* Problem
Each line of the listing must be transcribed exactly, except for the images, which should be excluded.

□ □ □ □ □ □ □

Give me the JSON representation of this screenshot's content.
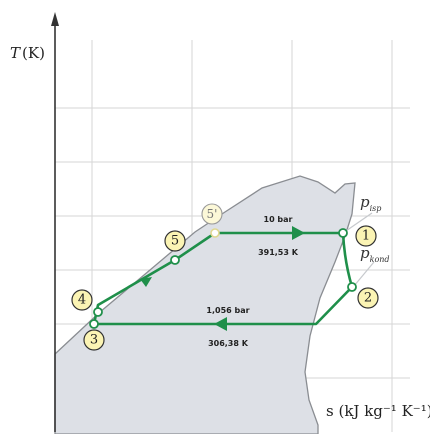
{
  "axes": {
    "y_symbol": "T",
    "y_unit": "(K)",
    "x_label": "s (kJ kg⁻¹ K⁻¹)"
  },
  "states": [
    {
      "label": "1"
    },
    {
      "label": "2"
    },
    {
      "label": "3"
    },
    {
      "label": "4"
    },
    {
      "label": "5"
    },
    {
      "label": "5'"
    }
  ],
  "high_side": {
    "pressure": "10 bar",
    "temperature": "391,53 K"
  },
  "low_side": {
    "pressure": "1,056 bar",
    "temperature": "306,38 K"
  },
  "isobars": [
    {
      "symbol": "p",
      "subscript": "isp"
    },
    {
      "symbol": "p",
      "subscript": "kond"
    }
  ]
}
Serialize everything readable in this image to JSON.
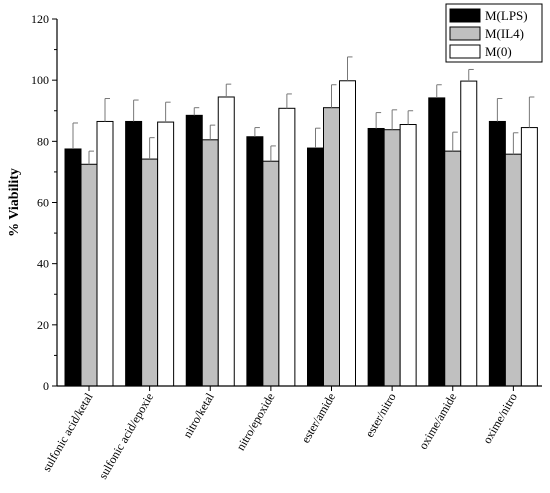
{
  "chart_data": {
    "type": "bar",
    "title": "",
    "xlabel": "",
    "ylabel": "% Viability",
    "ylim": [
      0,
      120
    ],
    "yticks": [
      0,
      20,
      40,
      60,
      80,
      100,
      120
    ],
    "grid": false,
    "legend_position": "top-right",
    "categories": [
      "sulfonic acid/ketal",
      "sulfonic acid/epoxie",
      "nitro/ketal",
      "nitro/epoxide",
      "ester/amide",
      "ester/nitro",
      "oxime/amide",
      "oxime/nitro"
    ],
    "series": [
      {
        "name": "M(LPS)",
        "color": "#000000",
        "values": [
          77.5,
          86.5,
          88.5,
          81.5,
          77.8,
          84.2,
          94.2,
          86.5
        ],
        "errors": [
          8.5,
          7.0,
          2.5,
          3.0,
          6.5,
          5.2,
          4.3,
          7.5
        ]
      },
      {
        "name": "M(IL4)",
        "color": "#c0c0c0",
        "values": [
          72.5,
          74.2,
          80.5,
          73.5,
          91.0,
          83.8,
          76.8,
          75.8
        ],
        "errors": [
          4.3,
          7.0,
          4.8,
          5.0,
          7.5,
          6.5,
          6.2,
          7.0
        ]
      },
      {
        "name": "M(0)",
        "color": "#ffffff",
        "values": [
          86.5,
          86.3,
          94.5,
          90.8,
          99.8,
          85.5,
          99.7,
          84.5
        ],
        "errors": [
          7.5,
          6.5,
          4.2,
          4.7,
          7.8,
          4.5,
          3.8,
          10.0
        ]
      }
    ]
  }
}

□ □ □ □ □ □ □

* Complete response
Give me the JSON representation of this screenshot's content.
{
  "axes": {
    "y_symbol": "T",
    "y_unit": "(K)",
    "x_label": "s (kJ kg⁻¹ K⁻¹)"
  },
  "states": [
    {
      "label": "1"
    },
    {
      "label": "2"
    },
    {
      "label": "3"
    },
    {
      "label": "4"
    },
    {
      "label": "5"
    },
    {
      "label": "5'"
    }
  ],
  "high_side": {
    "pressure": "10 bar",
    "temperature": "391,53 K"
  },
  "low_side": {
    "pressure": "1,056 bar",
    "temperature": "306,38 K"
  },
  "isobars": [
    {
      "symbol": "p",
      "subscript": "isp"
    },
    {
      "symbol": "p",
      "subscript": "kond"
    }
  ]
}
Serialize everything readable in this image to JSON.
{
  "chart_data": {
    "type": "bar",
    "title": "",
    "xlabel": "",
    "ylabel": "% Viability",
    "ylim": [
      0,
      120
    ],
    "yticks": [
      0,
      20,
      40,
      60,
      80,
      100,
      120
    ],
    "grid": false,
    "legend_position": "top-right",
    "categories": [
      "sulfonic acid/ketal",
      "sulfonic acid/epoxie",
      "nitro/ketal",
      "nitro/epoxide",
      "ester/amide",
      "ester/nitro",
      "oxime/amide",
      "oxime/nitro"
    ],
    "series": [
      {
        "name": "M(LPS)",
        "color": "#000000",
        "values": [
          77.5,
          86.5,
          88.5,
          81.5,
          77.8,
          84.2,
          94.2,
          86.5
        ],
        "errors": [
          8.5,
          7.0,
          2.5,
          3.0,
          6.5,
          5.2,
          4.3,
          7.5
        ]
      },
      {
        "name": "M(IL4)",
        "color": "#c0c0c0",
        "values": [
          72.5,
          74.2,
          80.5,
          73.5,
          91.0,
          83.8,
          76.8,
          75.8
        ],
        "errors": [
          4.3,
          7.0,
          4.8,
          5.0,
          7.5,
          6.5,
          6.2,
          7.0
        ]
      },
      {
        "name": "M(0)",
        "color": "#ffffff",
        "values": [
          86.5,
          86.3,
          94.5,
          90.8,
          99.8,
          85.5,
          99.7,
          84.5
        ],
        "errors": [
          7.5,
          6.5,
          4.2,
          4.7,
          7.8,
          4.5,
          3.8,
          10.0
        ]
      }
    ]
  }
}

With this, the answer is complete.